SET OF TASKS
a - In the Nutch mailing-list thread, what does Ferdy Galema suggest removing from the proposed 2.X description?
b - From the Nutch mailing-list thread, return the passage that begins at the words "This is merely" and stops after the words "other document formats.".
c - Resume the Nutch mailing-list thread from its final line.

** start DOCUMENT EXTRACT **

You are viewing a plain text version of this content. The canonical link for it is here.
Posted to dev@nutch.apache.org by Lewis John Mcgibbney <le...@gmail.com> on 2012/06/13 14:29:29 UTC

Suitable Nutch 2.0 Project Description

Hi,

Seeing as we have the ball rolling with the 2.0 RC. I thought I'd ask
about a suitable project descriptor.

So far on trunk we have

** Apache Nutch is an open source web-search software project.
Stemming from Apache Lucene, it now builds on Apache Solr adding
web-specifics, such as a crawler, a link-graph database and parsing
support handled by Apache Tika for HTML and and array other document
formats.

This is merely a pot shot, but I was thinking for Nutch 2.0, something like

** Apache Nutch 2.X is an experimental branch of the Apache Nutch open
source web-search software project. It builds on Apache Gora for data
persistence and Apache Solr for indexing adding web-specifics, such as
a crawler, a link-graph database and parsing support handled by Apache
Tika for HTML and and array other document formats.

Although there are not many changes here I just wanted to run it by
you folks...?

Thanks
Lewis

-- 
Lewis

Re: Suitable Nutch 2.0 Project Description

Posted by Julien Nioche <li...@gmail.com>.
" and and array other document " looks like a typo, rest is fine

On 13 June 2012 13:45, Ferdy Galema <fe...@kalooga.com> wrote:

> Hi,
>
> I would remove the 'experimental' notion. Aside from that it's fine with
> me.
>
> Ferdy.
>
>
> On Wed, Jun 13, 2012 at 2:29 PM, Lewis John Mcgibbney <
> lewis.mcgibbney@gmail.com> wrote:
>
>> Hi,
>>
>> Seeing as we have the ball rolling with the 2.0 RC. I thought I'd ask
>> about a suitable project descriptor.
>>
>> So far on trunk we have
>>
>> ** Apache Nutch is an open source web-search software project.

** end DOCUMENT EXTRACT **
** start EXTRACTED DATA **

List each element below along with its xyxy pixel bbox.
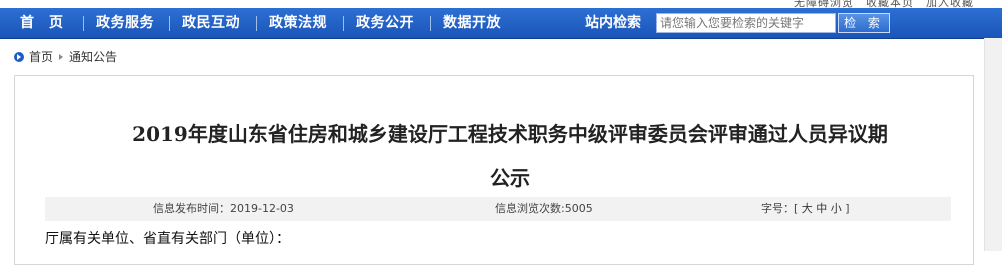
breadcrumb-home-link[interactable]: 首页 [29,50,53,64]
top-utility-strip: 无障碍浏览 收藏本页 加入收藏 [0,0,1002,8]
main-navigation-bar: 首 页 政务服务 政民互动 政策法规 政务公开 数据开放 站内检索 检 索 [0,8,1002,39]
article-title-line-1: 2019年度山东省住房和城乡建设厅工程技术职务中级评审委员会评审通过人员异议期 [132,122,888,146]
font-size-label: 字号： [761,202,794,215]
font-size-large-link[interactable]: 大 [802,202,813,215]
nav-separator [430,16,431,31]
breadcrumb-current-link[interactable]: 通知公告 [69,50,117,64]
nav-item-government-disclosure[interactable]: 政务公开 [356,8,414,38]
nav-separator [169,16,170,31]
nav-separator [343,16,344,31]
view-count-label: 信息浏览次数: [495,202,565,215]
article-title: 2019年度山东省住房和城乡建设厅工程技术职务中级评审委员会评审通过人员异议期 … [30,112,990,200]
font-size-bracket-close: ] [845,202,850,215]
nav-item-public-interaction[interactable]: 政民互动 [182,8,240,38]
font-size-medium-link[interactable]: 中 [816,202,827,215]
breadcrumb-separator-icon [59,54,64,60]
breadcrumb: 首页 通知公告 [14,48,117,66]
top-utility-links[interactable]: 无障碍浏览 收藏本页 加入收藏 [794,0,974,8]
nav-item-government-services[interactable]: 政务服务 [96,8,154,38]
view-count-value: 5005 [564,202,593,215]
publish-date: 2019-12-03 [230,202,294,215]
view-count-info: 信息浏览次数:5005 [495,197,593,221]
site-search-label: 站内检索 [585,15,641,31]
nav-item-policies-regulations[interactable]: 政策法规 [269,8,327,38]
font-size-controls: 字号：[ 大 中 小 ] [761,197,850,221]
article-first-paragraph: 厅属有关单位、省直有关部门（单位）： [45,231,290,247]
font-size-bracket-open: [ [794,202,799,215]
nav-separator [83,16,84,31]
site-search-button[interactable]: 检 索 [838,13,890,33]
nav-item-open-data[interactable]: 数据开放 [443,8,501,38]
nav-item-home[interactable]: 首 页 [20,8,64,38]
publish-info: 信息发布时间：2019-12-03 [153,197,294,221]
font-size-small-link[interactable]: 小 [831,202,842,215]
article-title-line-2: 公示 [490,166,530,190]
nav-separator [256,16,257,31]
site-search-input[interactable] [656,13,836,33]
breadcrumb-arrow-icon [14,52,24,62]
article-meta-bar: 信息发布时间：2019-12-03 信息浏览次数:5005 字号：[ 大 中 小… [45,197,951,221]
publish-label: 信息发布时间： [153,202,230,215]
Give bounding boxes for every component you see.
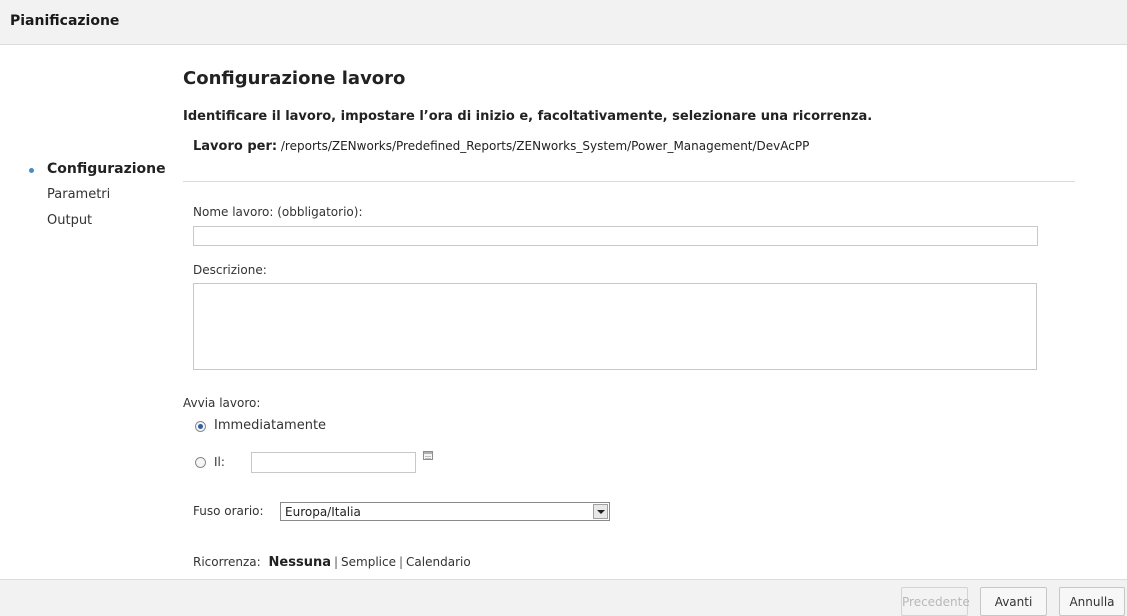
recurrence-option-nessuna[interactable]: Nessuna [269, 555, 331, 570]
start-on-date-radio[interactable] [195, 457, 206, 468]
separator: | [399, 555, 404, 569]
recurrence-option-semplice[interactable]: Semplice [341, 555, 396, 569]
separator: | [333, 555, 339, 569]
calendar-icon[interactable] [423, 451, 433, 460]
recurrence-row: Ricorrenza: Nessuna | Semplice | Calendario [193, 555, 471, 570]
nav-item-parametri[interactable]: Parametri [30, 184, 149, 210]
section-divider [183, 181, 1075, 182]
nav-item-label: Output [47, 213, 93, 228]
window-title: Pianificazione [10, 13, 120, 29]
page-title: Configurazione lavoro [183, 68, 406, 89]
wizard-steps-nav: Configurazione Parametri Output [29, 158, 166, 236]
description-label: Descrizione: [193, 263, 267, 277]
nav-item-label: Configurazione [47, 161, 166, 177]
active-step-bullet-icon [29, 168, 34, 173]
footer-bar: Precedente Avanti Annulla [0, 579, 1127, 616]
timezone-select[interactable]: Europa/Italia [280, 502, 610, 521]
instructions-text: Identificare il lavoro, impostare l’ora … [183, 109, 873, 124]
start-immediately-label[interactable]: Immediatamente [214, 418, 326, 433]
start-immediately-radio[interactable] [195, 421, 206, 432]
start-job-label: Avvia lavoro: [183, 396, 261, 410]
nav-item-configurazione[interactable]: Configurazione [29, 158, 166, 184]
recurrence-option-calendario[interactable]: Calendario [406, 555, 471, 569]
nav-item-label: Parametri [47, 187, 111, 202]
start-date-input[interactable] [251, 452, 416, 473]
recurrence-label: Ricorrenza: [193, 555, 261, 569]
job-name-label: Nome lavoro: (obbligatorio): [193, 205, 363, 219]
nav-item-output[interactable]: Output [30, 210, 149, 236]
next-button[interactable]: Avanti [980, 587, 1047, 616]
previous-button[interactable]: Precedente [901, 587, 970, 616]
radio-selected-dot [198, 424, 203, 429]
chevron-down-icon[interactable] [593, 504, 608, 519]
timezone-label: Fuso orario: [193, 504, 264, 518]
description-textarea[interactable] [193, 283, 1037, 370]
job-name-input[interactable] [193, 226, 1038, 246]
start-on-date-label[interactable]: Il: [214, 455, 225, 469]
job-for-label: Lavoro per: [193, 139, 278, 154]
job-path-value: /reports/ZENworks/Predefined_Reports/ZEN… [280, 139, 810, 153]
job-path-line: Lavoro per: /reports/ZENworks/Predefined… [193, 139, 809, 154]
timezone-selected-value: Europa/Italia [285, 505, 361, 519]
title-bar: Pianificazione [0, 0, 1127, 45]
cancel-button[interactable]: Annulla [1059, 587, 1125, 616]
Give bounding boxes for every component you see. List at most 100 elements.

** end EXTRACTED DATA **

TASK ANSWERS
a - The 'experimental' notion.

b -
This is merely a pot shot, but I was thinking for Nutch 2.0, something like

** Apache Nutch 2.X is an experimental branch of the Apache Nutch open
source web-search software project. It builds on Apache Gora for data
persistence and Apache Solr for indexing adding web-specifics, such as
a crawler, a link-graph database and parsing support handled by Apache
Tika for HTML and and array other document formats.

c -
>> Stemming from Apache Lucene, it now builds on Apache Solr adding
>> web-specifics, such as a crawler, a link-graph database and parsing
>> support handled by Apache Tika for HTML and and array other document
>> formats.
>>
>> This is merely a pot shot, but I was thinking for Nutch 2.0, something
>> like
>>
>> ** Apache Nutch 2.X is an experimental branch of the Apache Nutch open
>> source web-search software project. It builds on Apache Gora for data
>> persistence and Apache Solr for indexing adding web-specifics, such as
>> a crawler, a link-graph database and parsing support handled by Apache
>> Tika for HTML and and array other document formats.
>>
>> Although there are not many changes here I just wanted to run it by
>> you folks...?
>>
>> Thanks
>> Lewis
>>
>> --
>> Lewis
>>
>
>


-- 
*
*Open Source Solutions for Text Engineering

http://digitalpebble.blogspot.com/
http://www.digitalpebble.com
http://twitter.com/digitalpebble

Re: Suitable Nutch 2.0 Project Description

Posted by Ferdy Galema <fe...@kalooga.com>.
Hi,

I would remove the 'experimental' notion. Aside from that it's fine with me.

Ferdy.

On Wed, Jun 13, 2012 at 2:29 PM, Lewis John Mcgibbney <
lewis.mcgibbney@gmail.com> wrote:

> Hi,
>
> Seeing as we have the ball rolling with the 2.0 RC. I thought I'd ask
> about a suitable project descriptor.
>
> So far on trunk we have
>
> ** Apache Nutch is an open source web-search software project.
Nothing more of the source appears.